=== STATED GOAL ===
Note each line of the listing that contains the string "comment", and copy it.

Extracted data entries
— begin —

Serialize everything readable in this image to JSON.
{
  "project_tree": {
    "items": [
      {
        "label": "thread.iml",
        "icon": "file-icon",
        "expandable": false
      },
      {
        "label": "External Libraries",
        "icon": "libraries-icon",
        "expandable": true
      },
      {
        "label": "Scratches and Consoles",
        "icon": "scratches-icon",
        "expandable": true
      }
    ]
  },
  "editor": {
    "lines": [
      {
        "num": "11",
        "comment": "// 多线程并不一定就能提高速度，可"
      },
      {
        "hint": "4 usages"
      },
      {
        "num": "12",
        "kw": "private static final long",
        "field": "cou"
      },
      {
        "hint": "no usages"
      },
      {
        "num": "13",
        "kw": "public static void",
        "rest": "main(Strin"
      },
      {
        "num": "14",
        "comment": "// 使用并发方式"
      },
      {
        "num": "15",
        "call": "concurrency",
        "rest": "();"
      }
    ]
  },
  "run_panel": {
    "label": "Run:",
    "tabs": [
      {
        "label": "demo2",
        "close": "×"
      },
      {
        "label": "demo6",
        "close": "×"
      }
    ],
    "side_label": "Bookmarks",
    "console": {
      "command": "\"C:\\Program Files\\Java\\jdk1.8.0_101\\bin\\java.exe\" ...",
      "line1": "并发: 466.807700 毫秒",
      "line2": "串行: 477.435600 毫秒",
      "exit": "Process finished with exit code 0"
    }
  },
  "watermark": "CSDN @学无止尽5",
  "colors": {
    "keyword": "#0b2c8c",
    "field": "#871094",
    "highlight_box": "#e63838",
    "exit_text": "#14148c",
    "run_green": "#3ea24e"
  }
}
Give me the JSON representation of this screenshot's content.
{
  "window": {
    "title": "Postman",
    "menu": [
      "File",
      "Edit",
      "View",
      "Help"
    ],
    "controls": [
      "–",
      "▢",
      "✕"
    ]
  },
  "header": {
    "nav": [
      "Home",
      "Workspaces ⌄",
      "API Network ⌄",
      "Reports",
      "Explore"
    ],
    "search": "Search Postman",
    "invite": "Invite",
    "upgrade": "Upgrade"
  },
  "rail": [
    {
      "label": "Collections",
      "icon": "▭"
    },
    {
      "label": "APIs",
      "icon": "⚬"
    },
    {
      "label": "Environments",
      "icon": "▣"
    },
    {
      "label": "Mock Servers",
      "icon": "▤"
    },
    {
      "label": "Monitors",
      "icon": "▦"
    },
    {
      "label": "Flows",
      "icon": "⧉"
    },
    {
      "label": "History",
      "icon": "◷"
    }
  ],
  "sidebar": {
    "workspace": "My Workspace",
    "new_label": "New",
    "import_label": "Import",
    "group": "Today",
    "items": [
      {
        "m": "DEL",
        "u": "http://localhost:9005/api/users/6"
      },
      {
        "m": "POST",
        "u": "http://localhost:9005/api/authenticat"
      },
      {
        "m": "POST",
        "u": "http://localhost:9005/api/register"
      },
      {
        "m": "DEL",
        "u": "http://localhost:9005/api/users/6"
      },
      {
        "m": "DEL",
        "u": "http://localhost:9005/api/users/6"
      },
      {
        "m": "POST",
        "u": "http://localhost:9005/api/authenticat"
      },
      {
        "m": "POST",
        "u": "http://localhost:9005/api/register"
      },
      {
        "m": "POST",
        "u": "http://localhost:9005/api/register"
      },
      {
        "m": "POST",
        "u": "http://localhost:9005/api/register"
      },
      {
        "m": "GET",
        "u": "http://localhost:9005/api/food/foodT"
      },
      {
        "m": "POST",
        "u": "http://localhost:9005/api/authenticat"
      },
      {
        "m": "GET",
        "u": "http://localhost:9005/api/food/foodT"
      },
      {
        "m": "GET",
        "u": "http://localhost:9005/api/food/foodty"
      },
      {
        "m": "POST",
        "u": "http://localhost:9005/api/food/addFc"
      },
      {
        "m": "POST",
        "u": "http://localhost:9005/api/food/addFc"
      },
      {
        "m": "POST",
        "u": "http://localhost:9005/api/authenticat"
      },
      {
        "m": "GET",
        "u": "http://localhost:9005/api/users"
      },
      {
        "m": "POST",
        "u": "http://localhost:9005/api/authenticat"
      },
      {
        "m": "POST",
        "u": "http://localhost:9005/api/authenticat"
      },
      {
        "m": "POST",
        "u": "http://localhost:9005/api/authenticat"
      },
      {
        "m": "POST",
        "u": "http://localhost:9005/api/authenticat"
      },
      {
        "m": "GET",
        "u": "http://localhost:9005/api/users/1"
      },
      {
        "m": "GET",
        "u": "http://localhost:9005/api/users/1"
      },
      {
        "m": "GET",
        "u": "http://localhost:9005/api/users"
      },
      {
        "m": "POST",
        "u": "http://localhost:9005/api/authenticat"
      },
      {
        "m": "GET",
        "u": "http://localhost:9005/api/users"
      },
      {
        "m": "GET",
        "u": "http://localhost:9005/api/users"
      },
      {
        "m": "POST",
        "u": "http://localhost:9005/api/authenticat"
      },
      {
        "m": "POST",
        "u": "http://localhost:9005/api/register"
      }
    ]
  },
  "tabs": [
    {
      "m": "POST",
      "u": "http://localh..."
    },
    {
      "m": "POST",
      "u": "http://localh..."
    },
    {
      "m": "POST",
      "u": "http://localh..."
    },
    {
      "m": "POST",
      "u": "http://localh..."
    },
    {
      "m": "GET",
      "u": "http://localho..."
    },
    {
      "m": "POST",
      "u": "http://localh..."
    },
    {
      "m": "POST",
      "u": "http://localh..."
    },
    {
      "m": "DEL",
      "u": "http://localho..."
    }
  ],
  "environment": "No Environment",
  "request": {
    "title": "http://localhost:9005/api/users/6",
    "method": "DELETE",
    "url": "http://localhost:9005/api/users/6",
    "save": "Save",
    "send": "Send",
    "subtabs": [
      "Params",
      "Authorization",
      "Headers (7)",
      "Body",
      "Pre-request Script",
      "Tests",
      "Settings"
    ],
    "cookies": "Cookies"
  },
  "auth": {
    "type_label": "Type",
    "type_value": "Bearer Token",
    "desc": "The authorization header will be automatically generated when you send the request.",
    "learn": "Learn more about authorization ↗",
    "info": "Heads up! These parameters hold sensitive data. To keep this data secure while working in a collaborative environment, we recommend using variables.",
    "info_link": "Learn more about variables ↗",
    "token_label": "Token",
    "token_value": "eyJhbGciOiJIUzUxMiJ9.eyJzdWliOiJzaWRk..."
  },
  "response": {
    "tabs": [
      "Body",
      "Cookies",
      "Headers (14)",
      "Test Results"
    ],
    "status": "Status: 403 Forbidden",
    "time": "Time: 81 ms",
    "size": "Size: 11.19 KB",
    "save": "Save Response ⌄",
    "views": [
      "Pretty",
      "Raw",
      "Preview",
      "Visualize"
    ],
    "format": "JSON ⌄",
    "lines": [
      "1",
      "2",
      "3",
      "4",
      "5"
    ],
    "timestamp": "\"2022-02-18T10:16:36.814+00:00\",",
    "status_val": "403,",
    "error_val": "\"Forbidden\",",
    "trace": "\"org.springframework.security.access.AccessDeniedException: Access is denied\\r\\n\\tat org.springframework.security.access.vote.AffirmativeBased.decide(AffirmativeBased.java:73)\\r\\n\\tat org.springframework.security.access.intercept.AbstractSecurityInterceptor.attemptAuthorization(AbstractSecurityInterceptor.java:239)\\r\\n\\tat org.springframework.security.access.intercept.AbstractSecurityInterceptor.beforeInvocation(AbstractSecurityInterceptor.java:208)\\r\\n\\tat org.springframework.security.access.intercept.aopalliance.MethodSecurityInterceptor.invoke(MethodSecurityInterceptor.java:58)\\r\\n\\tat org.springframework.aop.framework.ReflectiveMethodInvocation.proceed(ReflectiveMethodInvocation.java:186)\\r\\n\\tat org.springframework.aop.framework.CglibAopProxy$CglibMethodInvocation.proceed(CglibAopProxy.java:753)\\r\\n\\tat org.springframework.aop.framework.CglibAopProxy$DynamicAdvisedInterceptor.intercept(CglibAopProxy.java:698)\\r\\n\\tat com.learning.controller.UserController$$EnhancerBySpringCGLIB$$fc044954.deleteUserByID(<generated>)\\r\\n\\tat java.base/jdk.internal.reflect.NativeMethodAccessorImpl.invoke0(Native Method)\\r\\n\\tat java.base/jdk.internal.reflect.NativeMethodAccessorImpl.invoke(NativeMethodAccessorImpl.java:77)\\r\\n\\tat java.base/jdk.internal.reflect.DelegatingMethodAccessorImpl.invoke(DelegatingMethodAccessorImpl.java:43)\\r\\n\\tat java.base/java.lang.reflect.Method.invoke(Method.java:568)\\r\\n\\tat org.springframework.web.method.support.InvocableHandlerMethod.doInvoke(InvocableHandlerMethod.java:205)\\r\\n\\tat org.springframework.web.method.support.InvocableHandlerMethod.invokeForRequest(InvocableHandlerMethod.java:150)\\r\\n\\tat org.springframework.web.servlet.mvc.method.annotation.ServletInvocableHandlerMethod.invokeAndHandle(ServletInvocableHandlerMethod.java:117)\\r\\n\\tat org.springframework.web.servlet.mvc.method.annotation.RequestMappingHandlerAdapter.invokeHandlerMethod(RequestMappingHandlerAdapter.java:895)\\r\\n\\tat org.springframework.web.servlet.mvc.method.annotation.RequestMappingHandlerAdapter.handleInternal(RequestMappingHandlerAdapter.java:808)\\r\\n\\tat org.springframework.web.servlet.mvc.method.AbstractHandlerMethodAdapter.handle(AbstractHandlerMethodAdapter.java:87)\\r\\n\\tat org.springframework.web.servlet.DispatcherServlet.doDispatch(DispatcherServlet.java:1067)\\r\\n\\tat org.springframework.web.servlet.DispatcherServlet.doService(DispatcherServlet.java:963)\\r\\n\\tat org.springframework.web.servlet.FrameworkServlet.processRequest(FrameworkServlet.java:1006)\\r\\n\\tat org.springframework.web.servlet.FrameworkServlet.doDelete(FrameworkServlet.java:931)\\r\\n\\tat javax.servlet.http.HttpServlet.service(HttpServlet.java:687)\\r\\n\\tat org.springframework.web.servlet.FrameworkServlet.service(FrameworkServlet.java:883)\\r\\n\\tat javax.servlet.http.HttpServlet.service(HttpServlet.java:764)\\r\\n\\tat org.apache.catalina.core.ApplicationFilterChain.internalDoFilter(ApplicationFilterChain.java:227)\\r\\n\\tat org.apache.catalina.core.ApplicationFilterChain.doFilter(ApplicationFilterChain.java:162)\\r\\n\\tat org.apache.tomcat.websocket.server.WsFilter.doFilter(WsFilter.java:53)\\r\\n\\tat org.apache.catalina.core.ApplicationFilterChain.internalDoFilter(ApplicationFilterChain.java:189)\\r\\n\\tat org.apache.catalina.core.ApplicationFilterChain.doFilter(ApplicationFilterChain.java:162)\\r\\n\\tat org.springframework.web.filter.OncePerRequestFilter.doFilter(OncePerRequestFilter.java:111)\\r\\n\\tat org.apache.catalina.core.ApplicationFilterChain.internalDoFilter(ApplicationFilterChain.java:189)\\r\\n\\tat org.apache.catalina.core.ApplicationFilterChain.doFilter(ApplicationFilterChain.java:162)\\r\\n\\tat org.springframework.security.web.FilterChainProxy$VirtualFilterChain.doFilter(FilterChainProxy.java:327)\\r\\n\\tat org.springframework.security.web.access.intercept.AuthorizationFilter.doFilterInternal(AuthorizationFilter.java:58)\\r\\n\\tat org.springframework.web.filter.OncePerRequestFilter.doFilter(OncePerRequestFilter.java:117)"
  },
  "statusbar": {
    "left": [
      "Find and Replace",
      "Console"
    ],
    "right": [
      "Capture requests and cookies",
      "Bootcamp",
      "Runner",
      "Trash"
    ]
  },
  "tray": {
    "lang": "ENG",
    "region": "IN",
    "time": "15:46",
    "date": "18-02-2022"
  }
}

— end —

=== TASK SOLUTION ===
        "comment": "// 多线程并不一定就能提高速度，可"
        "comment": "// 使用并发方式"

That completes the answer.